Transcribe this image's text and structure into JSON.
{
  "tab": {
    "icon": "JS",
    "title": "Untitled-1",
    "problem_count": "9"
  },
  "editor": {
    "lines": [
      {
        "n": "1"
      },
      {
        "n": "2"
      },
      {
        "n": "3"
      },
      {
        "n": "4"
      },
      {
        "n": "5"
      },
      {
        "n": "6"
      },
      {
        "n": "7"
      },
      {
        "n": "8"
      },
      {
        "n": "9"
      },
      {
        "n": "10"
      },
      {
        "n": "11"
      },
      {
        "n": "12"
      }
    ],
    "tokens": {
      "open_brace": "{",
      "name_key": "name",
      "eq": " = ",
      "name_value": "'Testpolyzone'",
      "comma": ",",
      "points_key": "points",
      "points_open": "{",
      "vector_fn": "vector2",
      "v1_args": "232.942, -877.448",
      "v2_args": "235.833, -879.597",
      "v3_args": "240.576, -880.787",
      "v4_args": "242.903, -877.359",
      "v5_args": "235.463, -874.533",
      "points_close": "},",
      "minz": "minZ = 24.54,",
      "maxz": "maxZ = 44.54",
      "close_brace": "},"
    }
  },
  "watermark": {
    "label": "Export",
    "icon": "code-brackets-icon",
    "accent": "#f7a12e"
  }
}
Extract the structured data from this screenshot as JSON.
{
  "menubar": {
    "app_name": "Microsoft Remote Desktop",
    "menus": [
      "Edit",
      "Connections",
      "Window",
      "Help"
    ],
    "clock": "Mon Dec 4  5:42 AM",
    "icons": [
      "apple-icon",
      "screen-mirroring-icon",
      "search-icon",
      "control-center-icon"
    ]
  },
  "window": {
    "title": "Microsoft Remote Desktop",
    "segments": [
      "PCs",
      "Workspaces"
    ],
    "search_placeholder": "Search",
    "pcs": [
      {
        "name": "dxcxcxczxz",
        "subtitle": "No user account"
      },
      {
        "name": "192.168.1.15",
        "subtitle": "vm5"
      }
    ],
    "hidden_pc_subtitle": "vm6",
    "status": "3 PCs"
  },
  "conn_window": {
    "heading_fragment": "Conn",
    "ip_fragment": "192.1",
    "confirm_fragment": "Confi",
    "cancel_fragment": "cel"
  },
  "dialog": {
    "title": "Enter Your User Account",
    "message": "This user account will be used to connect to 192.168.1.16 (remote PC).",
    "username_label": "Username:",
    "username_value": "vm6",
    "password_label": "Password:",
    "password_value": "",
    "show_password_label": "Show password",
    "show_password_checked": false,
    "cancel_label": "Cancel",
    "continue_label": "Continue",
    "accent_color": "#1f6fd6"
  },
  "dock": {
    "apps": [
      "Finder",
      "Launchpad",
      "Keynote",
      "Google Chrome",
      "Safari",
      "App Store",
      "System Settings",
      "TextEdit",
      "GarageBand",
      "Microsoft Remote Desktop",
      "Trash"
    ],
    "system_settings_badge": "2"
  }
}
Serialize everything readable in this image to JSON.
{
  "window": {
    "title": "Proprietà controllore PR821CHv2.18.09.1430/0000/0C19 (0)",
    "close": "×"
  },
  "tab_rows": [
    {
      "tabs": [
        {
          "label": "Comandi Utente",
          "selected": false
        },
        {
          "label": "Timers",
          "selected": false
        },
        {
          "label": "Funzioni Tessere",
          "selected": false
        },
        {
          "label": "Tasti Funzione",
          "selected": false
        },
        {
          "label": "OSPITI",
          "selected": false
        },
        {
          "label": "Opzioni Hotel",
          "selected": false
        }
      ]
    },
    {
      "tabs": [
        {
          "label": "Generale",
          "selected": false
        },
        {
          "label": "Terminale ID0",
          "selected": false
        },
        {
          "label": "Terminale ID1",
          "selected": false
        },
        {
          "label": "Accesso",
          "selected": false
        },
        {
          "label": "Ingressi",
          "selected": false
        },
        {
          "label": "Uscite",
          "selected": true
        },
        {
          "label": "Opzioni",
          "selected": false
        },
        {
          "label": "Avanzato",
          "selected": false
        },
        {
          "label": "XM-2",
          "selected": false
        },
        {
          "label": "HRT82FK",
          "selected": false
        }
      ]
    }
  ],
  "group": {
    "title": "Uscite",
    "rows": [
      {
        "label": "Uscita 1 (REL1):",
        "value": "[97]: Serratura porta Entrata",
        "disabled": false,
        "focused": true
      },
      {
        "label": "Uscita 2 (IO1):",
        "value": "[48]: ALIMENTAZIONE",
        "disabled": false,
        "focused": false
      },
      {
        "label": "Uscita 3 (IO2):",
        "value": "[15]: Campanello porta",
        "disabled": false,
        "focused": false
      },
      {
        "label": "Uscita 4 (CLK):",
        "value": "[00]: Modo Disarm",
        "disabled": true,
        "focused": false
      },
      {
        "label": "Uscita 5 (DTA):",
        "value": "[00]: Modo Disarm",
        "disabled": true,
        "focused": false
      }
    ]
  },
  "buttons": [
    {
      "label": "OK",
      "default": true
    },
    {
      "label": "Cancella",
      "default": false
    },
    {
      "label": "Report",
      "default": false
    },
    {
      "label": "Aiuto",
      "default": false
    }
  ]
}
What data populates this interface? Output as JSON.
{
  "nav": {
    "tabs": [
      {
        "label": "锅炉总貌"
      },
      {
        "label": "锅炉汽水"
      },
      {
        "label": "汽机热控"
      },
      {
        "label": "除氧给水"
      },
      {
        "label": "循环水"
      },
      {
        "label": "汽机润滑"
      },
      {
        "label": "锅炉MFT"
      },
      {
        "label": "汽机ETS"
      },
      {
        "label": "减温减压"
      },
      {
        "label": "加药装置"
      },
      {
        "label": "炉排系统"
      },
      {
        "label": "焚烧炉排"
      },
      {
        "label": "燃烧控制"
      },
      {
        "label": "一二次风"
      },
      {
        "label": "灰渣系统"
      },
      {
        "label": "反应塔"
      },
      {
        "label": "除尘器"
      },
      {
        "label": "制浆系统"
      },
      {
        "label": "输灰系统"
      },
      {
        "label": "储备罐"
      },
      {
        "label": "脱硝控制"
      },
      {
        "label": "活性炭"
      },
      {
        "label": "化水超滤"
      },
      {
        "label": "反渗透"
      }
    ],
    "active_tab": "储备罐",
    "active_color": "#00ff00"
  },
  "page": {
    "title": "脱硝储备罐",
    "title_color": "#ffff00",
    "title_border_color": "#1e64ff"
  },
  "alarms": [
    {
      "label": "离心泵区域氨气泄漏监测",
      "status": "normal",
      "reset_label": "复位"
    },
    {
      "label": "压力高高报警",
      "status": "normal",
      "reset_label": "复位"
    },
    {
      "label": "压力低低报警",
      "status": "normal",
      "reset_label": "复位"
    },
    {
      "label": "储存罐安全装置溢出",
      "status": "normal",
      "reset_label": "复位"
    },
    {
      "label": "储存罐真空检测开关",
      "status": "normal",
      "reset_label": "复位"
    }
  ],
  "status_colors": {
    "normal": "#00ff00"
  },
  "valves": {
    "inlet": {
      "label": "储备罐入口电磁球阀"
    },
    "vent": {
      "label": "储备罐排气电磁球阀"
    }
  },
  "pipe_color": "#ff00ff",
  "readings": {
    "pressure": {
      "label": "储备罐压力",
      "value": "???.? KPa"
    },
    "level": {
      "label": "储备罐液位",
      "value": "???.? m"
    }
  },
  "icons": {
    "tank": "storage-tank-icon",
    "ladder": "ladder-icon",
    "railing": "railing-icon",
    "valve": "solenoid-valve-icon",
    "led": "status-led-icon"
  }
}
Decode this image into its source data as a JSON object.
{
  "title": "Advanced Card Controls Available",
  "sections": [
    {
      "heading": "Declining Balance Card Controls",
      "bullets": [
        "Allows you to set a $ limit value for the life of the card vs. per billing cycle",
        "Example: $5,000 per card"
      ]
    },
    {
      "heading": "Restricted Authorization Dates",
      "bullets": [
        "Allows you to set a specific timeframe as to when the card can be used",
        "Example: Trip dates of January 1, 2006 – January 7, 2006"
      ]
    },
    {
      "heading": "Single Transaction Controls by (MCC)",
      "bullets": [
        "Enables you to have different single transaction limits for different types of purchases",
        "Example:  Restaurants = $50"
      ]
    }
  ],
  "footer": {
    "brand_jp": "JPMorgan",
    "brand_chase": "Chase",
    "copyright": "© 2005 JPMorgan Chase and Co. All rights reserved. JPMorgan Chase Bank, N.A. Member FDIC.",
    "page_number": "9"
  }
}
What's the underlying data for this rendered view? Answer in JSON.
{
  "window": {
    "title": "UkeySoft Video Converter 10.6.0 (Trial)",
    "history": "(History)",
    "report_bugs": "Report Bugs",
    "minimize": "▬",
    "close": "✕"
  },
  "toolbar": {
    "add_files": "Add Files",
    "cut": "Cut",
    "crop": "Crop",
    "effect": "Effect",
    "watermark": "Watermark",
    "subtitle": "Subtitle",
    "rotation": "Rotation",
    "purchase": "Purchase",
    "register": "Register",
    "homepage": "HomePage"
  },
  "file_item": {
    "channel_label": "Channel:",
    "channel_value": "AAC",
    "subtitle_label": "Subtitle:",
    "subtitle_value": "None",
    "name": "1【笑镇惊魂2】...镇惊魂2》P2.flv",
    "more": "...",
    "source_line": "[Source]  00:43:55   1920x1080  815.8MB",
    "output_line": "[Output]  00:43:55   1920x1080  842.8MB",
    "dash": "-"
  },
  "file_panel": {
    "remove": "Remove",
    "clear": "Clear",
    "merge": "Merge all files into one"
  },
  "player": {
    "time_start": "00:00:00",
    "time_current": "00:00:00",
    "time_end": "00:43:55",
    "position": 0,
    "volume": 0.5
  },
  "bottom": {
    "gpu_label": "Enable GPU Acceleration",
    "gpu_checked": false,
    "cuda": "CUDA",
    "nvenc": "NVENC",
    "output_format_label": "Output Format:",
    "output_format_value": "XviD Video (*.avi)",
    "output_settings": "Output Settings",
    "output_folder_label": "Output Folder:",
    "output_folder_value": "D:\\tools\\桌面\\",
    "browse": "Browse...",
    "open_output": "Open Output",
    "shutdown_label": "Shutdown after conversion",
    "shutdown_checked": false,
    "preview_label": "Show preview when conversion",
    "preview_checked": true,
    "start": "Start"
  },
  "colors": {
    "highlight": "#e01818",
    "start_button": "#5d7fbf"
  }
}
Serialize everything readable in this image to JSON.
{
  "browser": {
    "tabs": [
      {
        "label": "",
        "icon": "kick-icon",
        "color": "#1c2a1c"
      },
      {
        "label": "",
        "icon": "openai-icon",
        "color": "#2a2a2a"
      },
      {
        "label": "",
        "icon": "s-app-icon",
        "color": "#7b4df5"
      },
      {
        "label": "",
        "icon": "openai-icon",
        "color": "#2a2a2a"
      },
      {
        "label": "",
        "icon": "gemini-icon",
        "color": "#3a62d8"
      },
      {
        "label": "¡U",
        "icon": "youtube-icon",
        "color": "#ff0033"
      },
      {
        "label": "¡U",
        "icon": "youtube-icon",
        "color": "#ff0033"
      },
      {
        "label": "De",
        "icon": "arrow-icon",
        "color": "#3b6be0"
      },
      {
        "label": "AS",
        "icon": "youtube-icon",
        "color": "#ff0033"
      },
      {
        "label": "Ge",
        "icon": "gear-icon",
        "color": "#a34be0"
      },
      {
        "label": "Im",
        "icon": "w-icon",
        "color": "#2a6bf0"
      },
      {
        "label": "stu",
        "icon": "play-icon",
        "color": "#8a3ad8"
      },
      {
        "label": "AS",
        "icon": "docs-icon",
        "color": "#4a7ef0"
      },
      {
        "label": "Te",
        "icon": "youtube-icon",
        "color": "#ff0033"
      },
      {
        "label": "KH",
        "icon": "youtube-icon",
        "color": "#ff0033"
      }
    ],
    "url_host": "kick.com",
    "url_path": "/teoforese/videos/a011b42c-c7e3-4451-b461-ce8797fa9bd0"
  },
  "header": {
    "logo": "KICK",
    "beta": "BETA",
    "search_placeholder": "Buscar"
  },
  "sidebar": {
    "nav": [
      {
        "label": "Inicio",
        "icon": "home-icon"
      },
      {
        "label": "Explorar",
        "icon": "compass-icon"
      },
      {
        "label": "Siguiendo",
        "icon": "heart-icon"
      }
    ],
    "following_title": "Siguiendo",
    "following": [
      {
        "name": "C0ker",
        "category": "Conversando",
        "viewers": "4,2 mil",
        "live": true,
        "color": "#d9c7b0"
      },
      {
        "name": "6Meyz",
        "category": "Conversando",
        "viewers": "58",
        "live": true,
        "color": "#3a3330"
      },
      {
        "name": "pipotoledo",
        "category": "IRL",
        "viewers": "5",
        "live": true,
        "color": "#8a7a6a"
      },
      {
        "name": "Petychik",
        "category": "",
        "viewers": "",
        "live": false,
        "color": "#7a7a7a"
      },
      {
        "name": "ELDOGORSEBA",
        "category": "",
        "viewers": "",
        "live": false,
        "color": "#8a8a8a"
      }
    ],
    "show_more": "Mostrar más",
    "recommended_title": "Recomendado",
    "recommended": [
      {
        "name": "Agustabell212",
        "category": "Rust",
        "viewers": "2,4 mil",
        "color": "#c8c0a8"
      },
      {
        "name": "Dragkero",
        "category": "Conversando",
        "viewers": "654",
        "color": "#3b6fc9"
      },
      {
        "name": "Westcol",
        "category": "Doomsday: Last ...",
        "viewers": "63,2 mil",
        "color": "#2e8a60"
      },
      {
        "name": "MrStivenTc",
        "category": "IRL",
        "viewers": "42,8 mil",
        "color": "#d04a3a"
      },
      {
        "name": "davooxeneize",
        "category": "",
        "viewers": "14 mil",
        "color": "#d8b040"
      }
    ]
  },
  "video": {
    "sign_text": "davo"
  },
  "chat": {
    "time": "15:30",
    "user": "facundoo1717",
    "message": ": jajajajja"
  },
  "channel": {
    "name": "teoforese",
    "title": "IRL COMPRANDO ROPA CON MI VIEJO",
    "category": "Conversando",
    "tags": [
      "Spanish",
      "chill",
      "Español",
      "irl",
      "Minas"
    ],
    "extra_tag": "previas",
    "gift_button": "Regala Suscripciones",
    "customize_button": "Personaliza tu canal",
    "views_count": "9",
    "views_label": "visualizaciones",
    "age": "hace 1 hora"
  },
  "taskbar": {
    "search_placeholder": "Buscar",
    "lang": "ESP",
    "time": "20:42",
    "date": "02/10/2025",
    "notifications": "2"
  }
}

--------------------

(GIVEN TASK) Return each line of the data that contains the string "What".

(RESPONSE)
What data populates this interface? Output as JSON.
What's the underlying data for this rendered view? Answer in JSON.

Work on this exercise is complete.